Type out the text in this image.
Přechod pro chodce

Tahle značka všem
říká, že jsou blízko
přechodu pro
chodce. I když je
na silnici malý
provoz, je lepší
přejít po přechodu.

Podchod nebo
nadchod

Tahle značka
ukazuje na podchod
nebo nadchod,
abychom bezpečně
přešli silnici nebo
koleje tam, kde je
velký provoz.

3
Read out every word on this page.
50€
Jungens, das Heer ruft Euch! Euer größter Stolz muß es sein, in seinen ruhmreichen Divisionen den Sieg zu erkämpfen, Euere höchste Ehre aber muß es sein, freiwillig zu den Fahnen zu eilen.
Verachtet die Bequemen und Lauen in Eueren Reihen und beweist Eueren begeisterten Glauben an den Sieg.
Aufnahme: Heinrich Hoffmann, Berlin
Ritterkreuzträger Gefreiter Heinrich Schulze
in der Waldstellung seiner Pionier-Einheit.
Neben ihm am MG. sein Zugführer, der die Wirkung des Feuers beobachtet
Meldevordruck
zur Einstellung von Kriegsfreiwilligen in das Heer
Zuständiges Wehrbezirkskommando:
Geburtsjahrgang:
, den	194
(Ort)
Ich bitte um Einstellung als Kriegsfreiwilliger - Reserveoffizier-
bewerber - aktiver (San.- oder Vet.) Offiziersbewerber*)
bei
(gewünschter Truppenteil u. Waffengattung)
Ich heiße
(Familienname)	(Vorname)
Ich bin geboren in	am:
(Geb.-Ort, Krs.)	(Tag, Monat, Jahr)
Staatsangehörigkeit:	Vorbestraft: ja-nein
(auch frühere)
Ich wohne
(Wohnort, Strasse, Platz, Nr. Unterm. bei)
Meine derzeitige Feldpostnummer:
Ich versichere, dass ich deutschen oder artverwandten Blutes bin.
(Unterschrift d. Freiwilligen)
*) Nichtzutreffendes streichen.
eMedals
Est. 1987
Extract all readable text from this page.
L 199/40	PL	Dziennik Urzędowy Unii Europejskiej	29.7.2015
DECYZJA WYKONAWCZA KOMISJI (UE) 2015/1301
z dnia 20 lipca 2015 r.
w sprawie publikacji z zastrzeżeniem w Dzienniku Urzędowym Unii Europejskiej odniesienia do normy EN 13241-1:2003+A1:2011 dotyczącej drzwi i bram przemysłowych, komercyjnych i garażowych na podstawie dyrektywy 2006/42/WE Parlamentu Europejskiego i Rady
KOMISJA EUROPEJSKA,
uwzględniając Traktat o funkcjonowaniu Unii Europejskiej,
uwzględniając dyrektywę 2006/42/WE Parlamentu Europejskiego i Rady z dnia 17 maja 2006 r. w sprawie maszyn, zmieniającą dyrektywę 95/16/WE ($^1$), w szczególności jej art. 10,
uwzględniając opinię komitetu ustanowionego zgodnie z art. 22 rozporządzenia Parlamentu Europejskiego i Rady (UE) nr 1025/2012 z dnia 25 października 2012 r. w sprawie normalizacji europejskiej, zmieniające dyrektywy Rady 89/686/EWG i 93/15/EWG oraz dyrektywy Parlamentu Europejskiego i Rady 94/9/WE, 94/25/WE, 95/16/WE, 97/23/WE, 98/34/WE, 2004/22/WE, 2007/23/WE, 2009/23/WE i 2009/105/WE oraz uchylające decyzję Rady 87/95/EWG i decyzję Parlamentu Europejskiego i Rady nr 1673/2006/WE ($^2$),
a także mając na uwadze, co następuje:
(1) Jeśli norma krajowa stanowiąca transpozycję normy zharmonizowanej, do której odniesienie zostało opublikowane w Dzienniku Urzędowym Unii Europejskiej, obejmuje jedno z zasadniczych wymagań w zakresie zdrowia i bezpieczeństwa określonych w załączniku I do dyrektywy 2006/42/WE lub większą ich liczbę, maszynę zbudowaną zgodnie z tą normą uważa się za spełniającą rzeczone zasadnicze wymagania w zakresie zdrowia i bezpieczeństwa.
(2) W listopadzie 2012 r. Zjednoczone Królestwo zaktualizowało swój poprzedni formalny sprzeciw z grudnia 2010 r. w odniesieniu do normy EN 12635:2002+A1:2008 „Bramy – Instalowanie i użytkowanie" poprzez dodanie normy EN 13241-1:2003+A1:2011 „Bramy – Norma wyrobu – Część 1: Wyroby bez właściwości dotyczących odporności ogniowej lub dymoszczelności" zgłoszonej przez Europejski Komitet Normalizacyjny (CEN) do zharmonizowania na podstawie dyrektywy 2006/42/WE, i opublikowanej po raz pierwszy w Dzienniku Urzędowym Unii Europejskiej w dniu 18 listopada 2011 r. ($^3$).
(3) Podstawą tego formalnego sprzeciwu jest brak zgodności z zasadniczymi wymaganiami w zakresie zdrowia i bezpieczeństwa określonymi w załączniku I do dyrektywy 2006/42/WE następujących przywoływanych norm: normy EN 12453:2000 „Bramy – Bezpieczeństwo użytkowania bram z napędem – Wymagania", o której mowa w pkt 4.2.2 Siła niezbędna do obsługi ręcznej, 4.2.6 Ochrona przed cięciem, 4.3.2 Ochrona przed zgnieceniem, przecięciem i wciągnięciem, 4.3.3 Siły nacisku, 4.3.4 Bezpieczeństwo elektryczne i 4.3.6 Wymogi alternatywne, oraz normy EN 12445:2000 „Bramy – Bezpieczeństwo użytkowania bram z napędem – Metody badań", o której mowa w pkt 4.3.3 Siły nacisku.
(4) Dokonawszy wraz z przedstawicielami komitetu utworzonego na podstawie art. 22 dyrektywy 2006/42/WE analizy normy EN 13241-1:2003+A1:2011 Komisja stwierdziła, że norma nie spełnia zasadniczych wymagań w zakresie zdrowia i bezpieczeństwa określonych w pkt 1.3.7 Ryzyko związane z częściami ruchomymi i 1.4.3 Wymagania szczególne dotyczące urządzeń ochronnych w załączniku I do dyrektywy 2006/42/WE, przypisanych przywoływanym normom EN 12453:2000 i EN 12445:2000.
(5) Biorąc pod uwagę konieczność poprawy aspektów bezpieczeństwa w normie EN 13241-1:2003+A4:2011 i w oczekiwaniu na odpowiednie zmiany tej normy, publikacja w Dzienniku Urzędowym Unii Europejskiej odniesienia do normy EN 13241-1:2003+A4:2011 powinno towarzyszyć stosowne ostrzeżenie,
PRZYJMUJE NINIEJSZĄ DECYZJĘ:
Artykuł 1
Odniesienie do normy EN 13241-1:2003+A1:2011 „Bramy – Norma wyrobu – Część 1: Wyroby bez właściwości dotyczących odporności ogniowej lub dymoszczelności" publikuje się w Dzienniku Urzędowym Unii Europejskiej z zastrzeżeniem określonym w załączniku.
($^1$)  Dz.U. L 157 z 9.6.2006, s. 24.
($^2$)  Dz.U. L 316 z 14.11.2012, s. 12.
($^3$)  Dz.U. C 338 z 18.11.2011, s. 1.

● ● ● ●

_Exercise brief_. Above are the records; retype them all without a single difference.

_Full response_.
Type out the text in this image.
Přechod pro chodce

Tahle značka všem
říká, že jsou blízko
přechodu pro
chodce. I když je
na silnici malý
provoz, je lepší
přejít po přechodu.

Podchod nebo
nadchod

Tahle značka
ukazuje na podchod
nebo nadchod,
abychom bezpečně
přešli silnici nebo
koleje tam, kde je
velký provoz.

3
Read out every word on this page.
50€
Jungens, das Heer ruft Euch! Euer größter Stolz muß es sein, in seinen ruhmreichen Divisionen den Sieg zu erkämpfen, Euere höchste Ehre aber muß es sein, freiwillig zu den Fahnen zu eilen.
Verachtet die Bequemen und Lauen in Eueren Reihen und beweist Eueren begeisterten Glauben an den Sieg.
Aufnahme: Heinrich Hoffmann, Berlin
Ritterkreuzträger Gefreiter Heinrich Schulze
in der Waldstellung seiner Pionier-Einheit.
Neben ihm am MG. sein Zugführer, der die Wirkung des Feuers beobachtet
Meldevordruck
zur Einstellung von Kriegsfreiwilligen in das Heer
Zuständiges Wehrbezirkskommando:
Geburtsjahrgang:
, den	194
(Ort)
Ich bitte um Einstellung als Kriegsfreiwilliger - Reserveoffizier-
bewerber - aktiver (San.- oder Vet.) Offiziersbewerber*)
bei
(gewünschter Truppenteil u. Waffengattung)
Ich heiße
(Familienname)	(Vorname)
Ich bin geboren in	am:
(Geb.-Ort, Krs.)	(Tag, Monat, Jahr)
Staatsangehörigkeit:	Vorbestraft: ja-nein
(auch frühere)
Ich wohne
(Wohnort, Strasse, Platz, Nr. Unterm. bei)
Meine derzeitige Feldpostnummer:
Ich versichere, dass ich deutschen oder artverwandten Blutes bin.
(Unterschrift d. Freiwilligen)
*) Nichtzutreffendes streichen.
eMedals
Est. 1987
Extract all readable text from this page.
L 199/40	PL	Dziennik Urzędowy Unii Europejskiej	29.7.2015
DECYZJA WYKONAWCZA KOMISJI (UE) 2015/1301
z dnia 20 lipca 2015 r.
w sprawie publikacji z zastrzeżeniem w Dzienniku Urzędowym Unii Europejskiej odniesienia do normy EN 13241-1:2003+A1:2011 dotyczącej drzwi i bram przemysłowych, komercyjnych i garażowych na podstawie dyrektywy 2006/42/WE Parlamentu Europejskiego i Rady
KOMISJA EUROPEJSKA,
uwzględniając Traktat o funkcjonowaniu Unii Europejskiej,
uwzględniając dyrektywę 2006/42/WE Parlamentu Europejskiego i Rady z dnia 17 maja 2006 r. w sprawie maszyn, zmieniającą dyrektywę 95/16/WE ($^1$), w szczególności jej art. 10,
uwzględniając opinię komitetu ustanowionego zgodnie z art. 22 rozporządzenia Parlamentu Europejskiego i Rady (UE) nr 1025/2012 z dnia 25 października 2012 r. w sprawie normalizacji europejskiej, zmieniające dyrektywy Rady 89/686/EWG i 93/15/EWG oraz dyrektywy Parlamentu Europejskiego i Rady 94/9/WE, 94/25/WE, 95/16/WE, 97/23/WE, 98/34/WE, 2004/22/WE, 2007/23/WE, 2009/23/WE i 2009/105/WE oraz uchylające decyzję Rady 87/95/EWG i decyzję Parlamentu Europejskiego i Rady nr 1673/2006/WE ($^2$),
a także mając na uwadze, co następuje:
(1) Jeśli norma krajowa stanowiąca transpozycję normy zharmonizowanej, do której odniesienie zostało opublikowane w Dzienniku Urzędowym Unii Europejskiej, obejmuje jedno z zasadniczych wymagań w zakresie zdrowia i bezpieczeństwa określonych w załączniku I do dyrektywy 2006/42/WE lub większą ich liczbę, maszynę zbudowaną zgodnie z tą normą uważa się za spełniającą rzeczone zasadnicze wymagania w zakresie zdrowia i bezpieczeństwa.
(2) W listopadzie 2012 r. Zjednoczone Królestwo zaktualizowało swój poprzedni formalny sprzeciw z grudnia 2010 r. w odniesieniu do normy EN 12635:2002+A1:2008 „Bramy – Instalowanie i użytkowanie" poprzez dodanie normy EN 13241-1:2003+A1:2011 „Bramy – Norma wyrobu – Część 1: Wyroby bez właściwości dotyczących odporności ogniowej lub dymoszczelności" zgłoszonej przez Europejski Komitet Normalizacyjny (CEN) do zharmonizowania na podstawie dyrektywy 2006/42/WE, i opublikowanej po raz pierwszy w Dzienniku Urzędowym Unii Europejskiej w dniu 18 listopada 2011 r. ($^3$).
(3) Podstawą tego formalnego sprzeciwu jest brak zgodności z zasadniczymi wymaganiami w zakresie zdrowia i bezpieczeństwa określonymi w załączniku I do dyrektywy 2006/42/WE następujących przywoływanych norm: normy EN 12453:2000 „Bramy – Bezpieczeństwo użytkowania bram z napędem – Wymagania", o której mowa w pkt 4.2.2 Siła niezbędna do obsługi ręcznej, 4.2.6 Ochrona przed cięciem, 4.3.2 Ochrona przed zgnieceniem, przecięciem i wciągnięciem, 4.3.3 Siły nacisku, 4.3.4 Bezpieczeństwo elektryczne i 4.3.6 Wymogi alternatywne, oraz normy EN 12445:2000 „Bramy – Bezpieczeństwo użytkowania bram z napędem – Metody badań", o której mowa w pkt 4.3.3 Siły nacisku.
(4) Dokonawszy wraz z przedstawicielami komitetu utworzonego na podstawie art. 22 dyrektywy 2006/42/WE analizy normy EN 13241-1:2003+A1:2011 Komisja stwierdziła, że norma nie spełnia zasadniczych wymagań w zakresie zdrowia i bezpieczeństwa określonych w pkt 1.3.7 Ryzyko związane z częściami ruchomymi i 1.4.3 Wymagania szczególne dotyczące urządzeń ochronnych w załączniku I do dyrektywy 2006/42/WE, przypisanych przywoływanym normom EN 12453:2000 i EN 12445:2000.
(5) Biorąc pod uwagę konieczność poprawy aspektów bezpieczeństwa w normie EN 13241-1:2003+A4:2011 i w oczekiwaniu na odpowiednie zmiany tej normy, publikacja w Dzienniku Urzędowym Unii Europejskiej odniesienia do normy EN 13241-1:2003+A4:2011 powinno towarzyszyć stosowne ostrzeżenie,
PRZYJMUJE NINIEJSZĄ DECYZJĘ:
Artykuł 1
Odniesienie do normy EN 13241-1:2003+A1:2011 „Bramy – Norma wyrobu – Część 1: Wyroby bez właściwości dotyczących odporności ogniowej lub dymoszczelności" publikuje się w Dzienniku Urzędowym Unii Europejskiej z zastrzeżeniem określonym w załączniku.
($^1$)  Dz.U. L 157 z 9.6.2006, s. 24.
($^2$)  Dz.U. L 316 z 14.11.2012, s. 12.
($^3$)  Dz.U. C 338 z 18.11.2011, s. 1.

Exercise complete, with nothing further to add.